> [Set exercise]:
Check each line for the word "text" and report how many have it. Give nothing else.

#### Extracted data

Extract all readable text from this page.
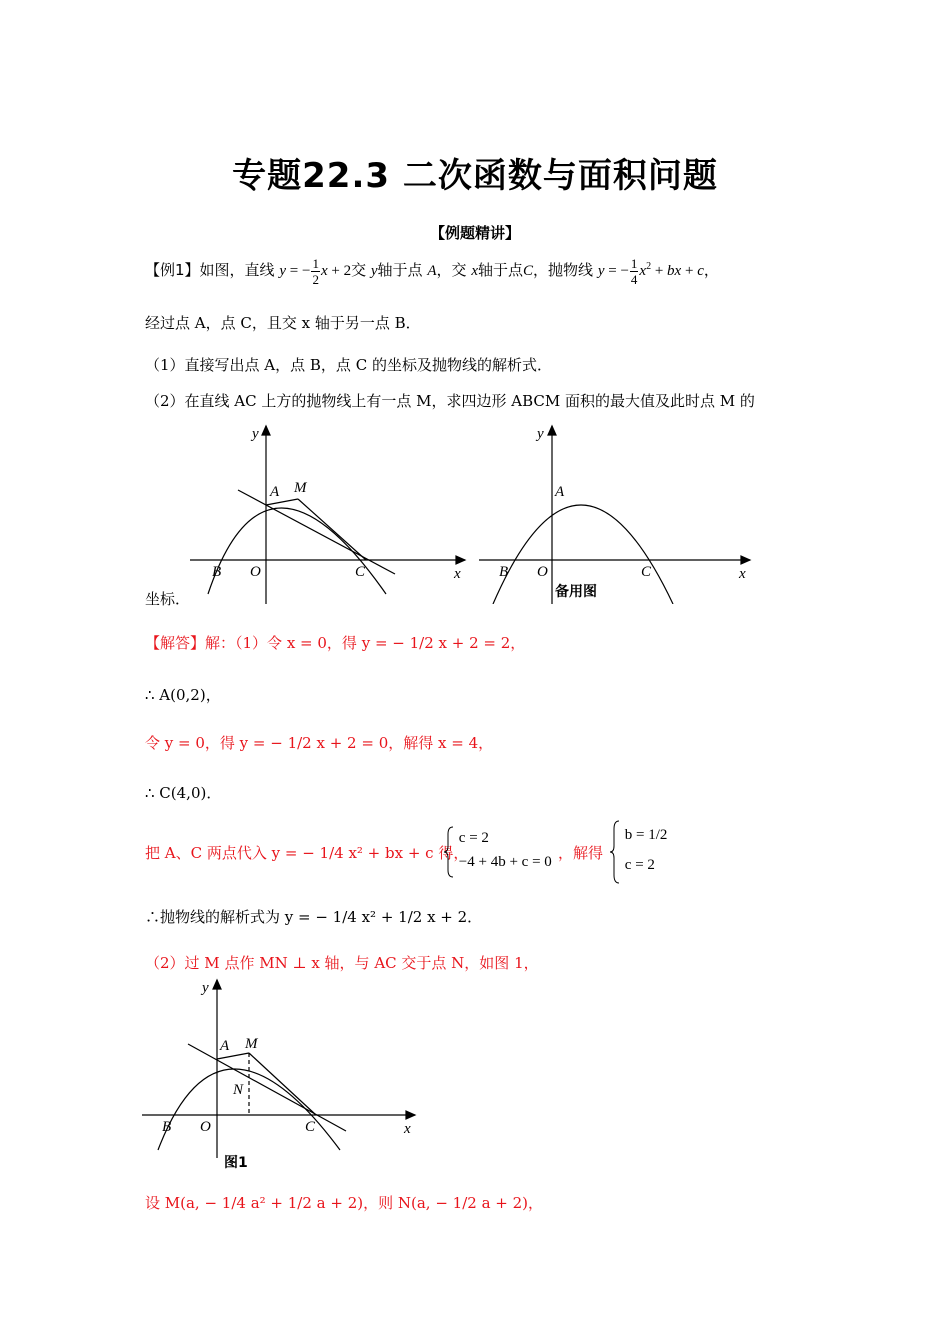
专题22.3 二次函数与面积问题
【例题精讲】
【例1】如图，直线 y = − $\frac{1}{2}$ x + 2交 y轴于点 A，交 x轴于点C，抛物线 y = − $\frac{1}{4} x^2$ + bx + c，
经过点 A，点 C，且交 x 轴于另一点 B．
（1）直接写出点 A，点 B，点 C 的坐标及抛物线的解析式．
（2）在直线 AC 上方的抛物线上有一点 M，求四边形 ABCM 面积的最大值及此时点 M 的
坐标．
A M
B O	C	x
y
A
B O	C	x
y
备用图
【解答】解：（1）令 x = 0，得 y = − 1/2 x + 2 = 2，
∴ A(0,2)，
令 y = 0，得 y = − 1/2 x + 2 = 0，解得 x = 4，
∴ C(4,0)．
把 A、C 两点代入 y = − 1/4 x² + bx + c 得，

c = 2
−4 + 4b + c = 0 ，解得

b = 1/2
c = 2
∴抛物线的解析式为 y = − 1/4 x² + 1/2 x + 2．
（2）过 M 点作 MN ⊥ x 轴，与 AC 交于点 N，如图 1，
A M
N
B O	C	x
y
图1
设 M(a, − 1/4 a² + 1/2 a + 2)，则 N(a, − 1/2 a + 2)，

########
#### Extracted data

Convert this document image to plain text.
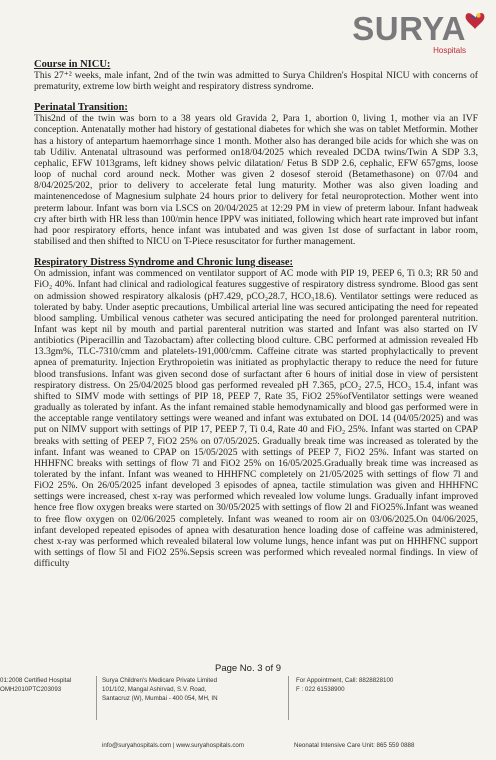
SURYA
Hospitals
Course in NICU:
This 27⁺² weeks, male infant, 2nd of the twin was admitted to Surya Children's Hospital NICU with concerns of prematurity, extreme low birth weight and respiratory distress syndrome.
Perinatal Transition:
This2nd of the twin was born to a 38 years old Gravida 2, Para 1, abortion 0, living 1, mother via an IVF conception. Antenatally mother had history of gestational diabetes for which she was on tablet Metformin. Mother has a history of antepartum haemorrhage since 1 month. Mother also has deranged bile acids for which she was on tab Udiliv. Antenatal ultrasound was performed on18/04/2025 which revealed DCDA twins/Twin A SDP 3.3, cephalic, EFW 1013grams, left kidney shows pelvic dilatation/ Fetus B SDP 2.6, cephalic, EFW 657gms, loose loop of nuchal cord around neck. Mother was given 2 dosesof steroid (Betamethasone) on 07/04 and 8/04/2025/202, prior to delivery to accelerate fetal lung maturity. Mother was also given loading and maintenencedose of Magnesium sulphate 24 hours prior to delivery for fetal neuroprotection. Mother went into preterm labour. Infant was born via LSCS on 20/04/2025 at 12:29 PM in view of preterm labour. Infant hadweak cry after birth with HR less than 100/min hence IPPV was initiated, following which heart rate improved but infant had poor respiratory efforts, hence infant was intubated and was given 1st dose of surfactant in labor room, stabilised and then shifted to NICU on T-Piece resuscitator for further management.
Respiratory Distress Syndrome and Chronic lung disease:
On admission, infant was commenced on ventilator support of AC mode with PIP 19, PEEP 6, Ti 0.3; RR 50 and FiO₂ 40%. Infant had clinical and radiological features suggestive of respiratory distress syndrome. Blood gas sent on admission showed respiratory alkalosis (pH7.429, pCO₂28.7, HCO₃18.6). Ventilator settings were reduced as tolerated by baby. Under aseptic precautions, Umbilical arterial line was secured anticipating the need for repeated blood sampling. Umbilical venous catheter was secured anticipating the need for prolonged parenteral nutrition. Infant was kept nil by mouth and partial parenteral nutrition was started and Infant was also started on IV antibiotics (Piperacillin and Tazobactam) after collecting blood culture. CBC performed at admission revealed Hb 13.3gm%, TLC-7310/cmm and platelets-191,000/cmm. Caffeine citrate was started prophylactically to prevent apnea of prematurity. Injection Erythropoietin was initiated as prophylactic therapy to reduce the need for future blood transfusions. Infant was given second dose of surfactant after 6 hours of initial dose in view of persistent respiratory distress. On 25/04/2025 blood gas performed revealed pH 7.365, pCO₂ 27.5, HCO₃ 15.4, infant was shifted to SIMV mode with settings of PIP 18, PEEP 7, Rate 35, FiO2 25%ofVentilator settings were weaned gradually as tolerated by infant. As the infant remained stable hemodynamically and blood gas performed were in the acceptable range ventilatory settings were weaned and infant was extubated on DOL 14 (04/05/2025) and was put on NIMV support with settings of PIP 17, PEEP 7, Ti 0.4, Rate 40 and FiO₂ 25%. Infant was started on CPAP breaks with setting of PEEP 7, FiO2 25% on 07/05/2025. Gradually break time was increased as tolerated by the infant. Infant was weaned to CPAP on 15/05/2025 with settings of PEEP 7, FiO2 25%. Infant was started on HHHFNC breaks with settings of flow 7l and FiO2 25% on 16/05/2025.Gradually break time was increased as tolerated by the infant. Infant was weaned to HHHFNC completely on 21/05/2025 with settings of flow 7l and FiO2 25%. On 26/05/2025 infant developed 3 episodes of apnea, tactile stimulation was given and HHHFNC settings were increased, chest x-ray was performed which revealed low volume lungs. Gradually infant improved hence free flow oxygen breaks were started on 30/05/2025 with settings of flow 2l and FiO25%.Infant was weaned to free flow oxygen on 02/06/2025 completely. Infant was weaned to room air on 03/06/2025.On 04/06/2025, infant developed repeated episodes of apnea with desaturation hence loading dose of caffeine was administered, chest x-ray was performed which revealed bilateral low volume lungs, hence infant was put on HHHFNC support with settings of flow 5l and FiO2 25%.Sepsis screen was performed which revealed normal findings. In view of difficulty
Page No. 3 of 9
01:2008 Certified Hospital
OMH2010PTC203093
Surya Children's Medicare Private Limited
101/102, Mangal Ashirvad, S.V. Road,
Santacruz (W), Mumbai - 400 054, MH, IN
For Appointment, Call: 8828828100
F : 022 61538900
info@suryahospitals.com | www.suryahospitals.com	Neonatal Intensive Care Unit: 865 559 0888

########

> [Exercise output]:
2